>>
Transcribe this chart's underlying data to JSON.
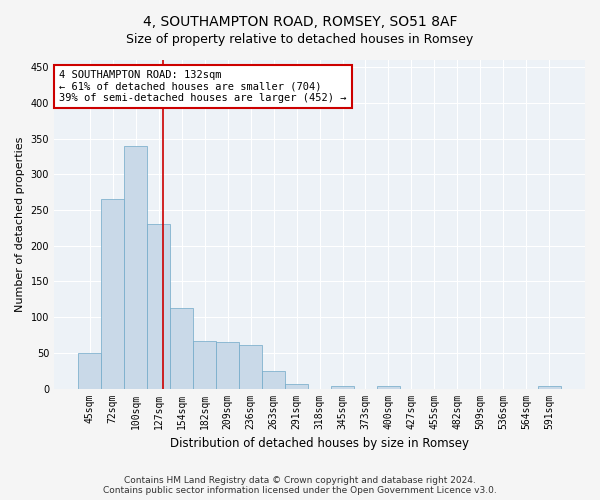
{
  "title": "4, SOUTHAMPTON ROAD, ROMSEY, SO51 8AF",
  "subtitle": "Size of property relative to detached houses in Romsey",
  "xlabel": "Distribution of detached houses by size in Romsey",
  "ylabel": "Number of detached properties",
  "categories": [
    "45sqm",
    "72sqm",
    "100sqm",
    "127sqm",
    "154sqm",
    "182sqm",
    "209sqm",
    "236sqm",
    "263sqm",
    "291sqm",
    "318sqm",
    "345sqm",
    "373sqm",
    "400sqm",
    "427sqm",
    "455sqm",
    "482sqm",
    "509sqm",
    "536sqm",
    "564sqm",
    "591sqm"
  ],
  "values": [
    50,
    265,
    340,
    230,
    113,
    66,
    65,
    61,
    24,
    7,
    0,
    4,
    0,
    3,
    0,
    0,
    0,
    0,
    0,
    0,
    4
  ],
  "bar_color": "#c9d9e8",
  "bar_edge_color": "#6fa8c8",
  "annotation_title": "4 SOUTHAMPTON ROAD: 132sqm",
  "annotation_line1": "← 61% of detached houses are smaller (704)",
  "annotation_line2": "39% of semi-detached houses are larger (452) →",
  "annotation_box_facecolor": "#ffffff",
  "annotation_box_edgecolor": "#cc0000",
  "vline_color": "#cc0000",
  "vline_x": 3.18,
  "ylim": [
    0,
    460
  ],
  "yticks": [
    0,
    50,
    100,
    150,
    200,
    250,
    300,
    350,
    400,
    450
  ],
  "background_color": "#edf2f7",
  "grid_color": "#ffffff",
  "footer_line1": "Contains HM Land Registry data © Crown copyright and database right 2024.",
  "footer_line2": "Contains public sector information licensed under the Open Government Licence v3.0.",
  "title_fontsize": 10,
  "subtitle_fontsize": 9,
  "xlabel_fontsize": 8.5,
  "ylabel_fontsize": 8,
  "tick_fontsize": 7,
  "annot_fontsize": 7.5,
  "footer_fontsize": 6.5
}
<<
>>
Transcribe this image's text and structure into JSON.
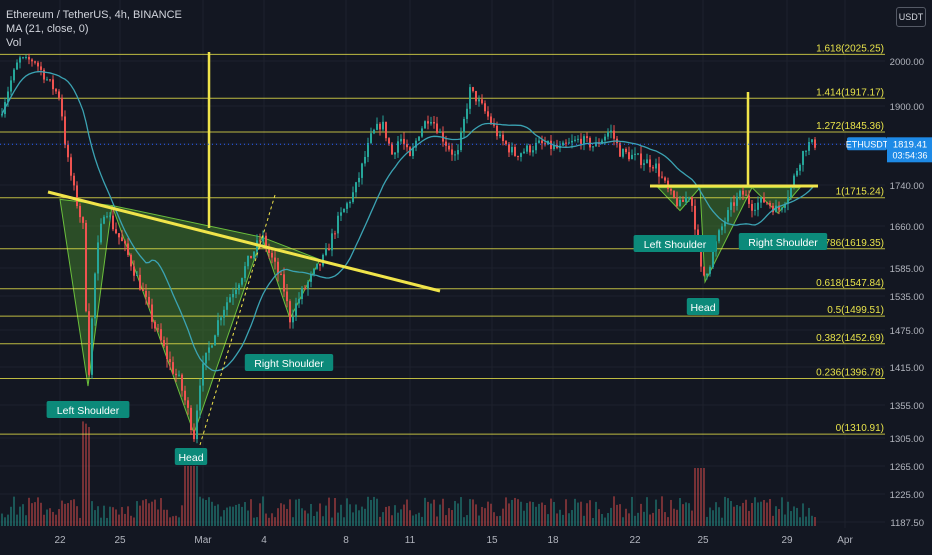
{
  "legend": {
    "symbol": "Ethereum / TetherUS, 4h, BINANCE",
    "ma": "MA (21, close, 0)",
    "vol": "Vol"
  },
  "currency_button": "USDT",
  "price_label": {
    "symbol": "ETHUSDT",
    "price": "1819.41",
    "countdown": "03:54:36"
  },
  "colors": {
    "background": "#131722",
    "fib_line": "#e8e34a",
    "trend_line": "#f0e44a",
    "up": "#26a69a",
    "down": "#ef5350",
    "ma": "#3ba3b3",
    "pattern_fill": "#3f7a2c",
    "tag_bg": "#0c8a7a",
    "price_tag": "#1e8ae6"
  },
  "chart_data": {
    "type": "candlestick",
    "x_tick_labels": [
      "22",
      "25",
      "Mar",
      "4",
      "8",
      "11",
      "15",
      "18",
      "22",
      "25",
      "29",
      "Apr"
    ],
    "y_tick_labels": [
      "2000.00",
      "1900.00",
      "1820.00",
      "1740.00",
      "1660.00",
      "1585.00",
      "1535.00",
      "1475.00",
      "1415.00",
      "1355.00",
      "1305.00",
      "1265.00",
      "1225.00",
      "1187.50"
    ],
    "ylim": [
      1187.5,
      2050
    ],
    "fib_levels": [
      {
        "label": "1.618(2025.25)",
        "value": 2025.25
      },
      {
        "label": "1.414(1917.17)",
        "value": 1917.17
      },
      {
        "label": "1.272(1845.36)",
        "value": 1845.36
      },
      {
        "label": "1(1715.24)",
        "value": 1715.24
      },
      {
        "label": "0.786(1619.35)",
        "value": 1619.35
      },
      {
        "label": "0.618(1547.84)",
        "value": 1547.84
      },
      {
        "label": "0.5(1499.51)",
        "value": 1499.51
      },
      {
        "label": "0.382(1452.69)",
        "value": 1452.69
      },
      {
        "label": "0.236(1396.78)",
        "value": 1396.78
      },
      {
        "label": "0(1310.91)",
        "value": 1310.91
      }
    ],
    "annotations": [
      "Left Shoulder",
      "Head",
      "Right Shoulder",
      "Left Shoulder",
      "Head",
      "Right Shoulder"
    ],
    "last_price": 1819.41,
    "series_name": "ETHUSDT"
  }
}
<<
**Set task:** Look through the data above. Copy every line with the string "this" in it.

**Solved problem:**
Transcribe this chart's underlying data to JSON.
Transcribe this image's text and structure into JSON.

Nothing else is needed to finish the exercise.